Problem:
Quote each record exactly, please, leaving none out.

(Saved entries)
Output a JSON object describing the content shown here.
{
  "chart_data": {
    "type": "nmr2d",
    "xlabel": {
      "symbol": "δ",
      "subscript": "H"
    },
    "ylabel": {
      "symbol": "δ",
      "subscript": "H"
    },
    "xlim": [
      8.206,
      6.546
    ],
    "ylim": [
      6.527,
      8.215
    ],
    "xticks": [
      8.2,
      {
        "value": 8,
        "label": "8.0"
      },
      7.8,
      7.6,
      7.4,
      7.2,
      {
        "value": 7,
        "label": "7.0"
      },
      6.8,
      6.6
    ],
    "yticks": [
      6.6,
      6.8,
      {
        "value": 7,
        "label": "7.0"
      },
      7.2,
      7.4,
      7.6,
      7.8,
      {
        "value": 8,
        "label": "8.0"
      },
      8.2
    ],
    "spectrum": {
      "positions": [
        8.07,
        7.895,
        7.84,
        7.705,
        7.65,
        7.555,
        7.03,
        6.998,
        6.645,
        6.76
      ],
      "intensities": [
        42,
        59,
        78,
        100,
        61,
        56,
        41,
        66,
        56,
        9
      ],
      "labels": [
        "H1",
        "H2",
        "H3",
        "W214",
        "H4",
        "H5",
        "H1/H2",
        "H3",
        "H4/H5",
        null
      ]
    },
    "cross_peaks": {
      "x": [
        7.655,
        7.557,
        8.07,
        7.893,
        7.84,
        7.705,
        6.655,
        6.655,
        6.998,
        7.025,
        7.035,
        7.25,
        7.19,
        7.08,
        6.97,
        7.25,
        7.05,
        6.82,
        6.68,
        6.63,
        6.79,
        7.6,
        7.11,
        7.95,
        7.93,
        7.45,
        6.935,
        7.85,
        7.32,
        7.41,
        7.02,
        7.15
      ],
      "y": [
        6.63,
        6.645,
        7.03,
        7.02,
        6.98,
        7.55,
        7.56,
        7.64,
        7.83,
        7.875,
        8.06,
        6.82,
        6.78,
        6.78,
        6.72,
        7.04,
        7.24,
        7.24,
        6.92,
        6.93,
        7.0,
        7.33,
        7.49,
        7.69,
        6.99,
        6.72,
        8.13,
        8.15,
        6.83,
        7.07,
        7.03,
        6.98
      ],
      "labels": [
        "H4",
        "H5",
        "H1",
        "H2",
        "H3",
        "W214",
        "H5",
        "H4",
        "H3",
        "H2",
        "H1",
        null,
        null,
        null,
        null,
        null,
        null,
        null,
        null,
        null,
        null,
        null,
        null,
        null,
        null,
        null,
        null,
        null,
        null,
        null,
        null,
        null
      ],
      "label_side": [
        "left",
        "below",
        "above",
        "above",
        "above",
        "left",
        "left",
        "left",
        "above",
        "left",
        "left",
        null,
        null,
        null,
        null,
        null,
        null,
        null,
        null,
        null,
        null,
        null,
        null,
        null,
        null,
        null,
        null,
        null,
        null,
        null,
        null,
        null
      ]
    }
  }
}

The reply:
Output a JSON object describing the content shown here.
{
  "chart_data": {
    "type": "nmr2d",
    "xlabel": {
      "symbol": "δ",
      "subscript": "H"
    },
    "ylabel": {
      "symbol": "δ",
      "subscript": "H"
    },
    "xlim": [
      8.206,
      6.546
    ],
    "ylim": [
      6.527,
      8.215
    ],
    "xticks": [
      8.2,
      {
        "value": 8,
        "label": "8.0"
      },
      7.8,
      7.6,
      7.4,
      7.2,
      {
        "value": 7,
        "label": "7.0"
      },
      6.8,
      6.6
    ],
    "yticks": [
      6.6,
      6.8,
      {
        "value": 7,
        "label": "7.0"
      },
      7.2,
      7.4,
      7.6,
      7.8,
      {
        "value": 8,
        "label": "8.0"
      },
      8.2
    ],
    "spectrum": {
      "positions": [
        8.07,
        7.895,
        7.84,
        7.705,
        7.65,
        7.555,
        7.03,
        6.998,
        6.645,
        6.76
      ],
      "intensities": [
        42,
        59,
        78,
        100,
        61,
        56,
        41,
        66,
        56,
        9
      ],
      "labels": [
        "H1",
        "H2",
        "H3",
        "W214",
        "H4",
        "H5",
        "H1/H2",
        "H3",
        "H4/H5",
        null
      ]
    },
    "cross_peaks": {
      "x": [
        7.655,
        7.557,
        8.07,
        7.893,
        7.84,
        7.705,
        6.655,
        6.655,
        6.998,
        7.025,
        7.035,
        7.25,
        7.19,
        7.08,
        6.97,
        7.25,
        7.05,
        6.82,
        6.68,
        6.63,
        6.79,
        7.6,
        7.11,
        7.95,
        7.93,
        7.45,
        6.935,
        7.85,
        7.32,
        7.41,
        7.02,
        7.15
      ],
      "y": [
        6.63,
        6.645,
        7.03,
        7.02,
        6.98,
        7.55,
        7.56,
        7.64,
        7.83,
        7.875,
        8.06,
        6.82,
        6.78,
        6.78,
        6.72,
        7.04,
        7.24,
        7.24,
        6.92,
        6.93,
        7.0,
        7.33,
        7.49,
        7.69,
        6.99,
        6.72,
        8.13,
        8.15,
        6.83,
        7.07,
        7.03,
        6.98
      ],
      "labels": [
        "H4",
        "H5",
        "H1",
        "H2",
        "H3",
        "W214",
        "H5",
        "H4",
        "H3",
        "H2",
        "H1",
        null,
        null,
        null,
        null,
        null,
        null,
        null,
        null,
        null,
        null,
        null,
        null,
        null,
        null,
        null,
        null,
        null,
        null,
        null,
        null,
        null
      ],
      "label_side": [
        "left",
        "below",
        "above",
        "above",
        "above",
        "left",
        "left",
        "left",
        "above",
        "left",
        "left",
        null,
        null,
        null,
        null,
        null,
        null,
        null,
        null,
        null,
        null,
        null,
        null,
        null,
        null,
        null,
        null,
        null,
        null,
        null,
        null,
        null
      ]
    }
  }
}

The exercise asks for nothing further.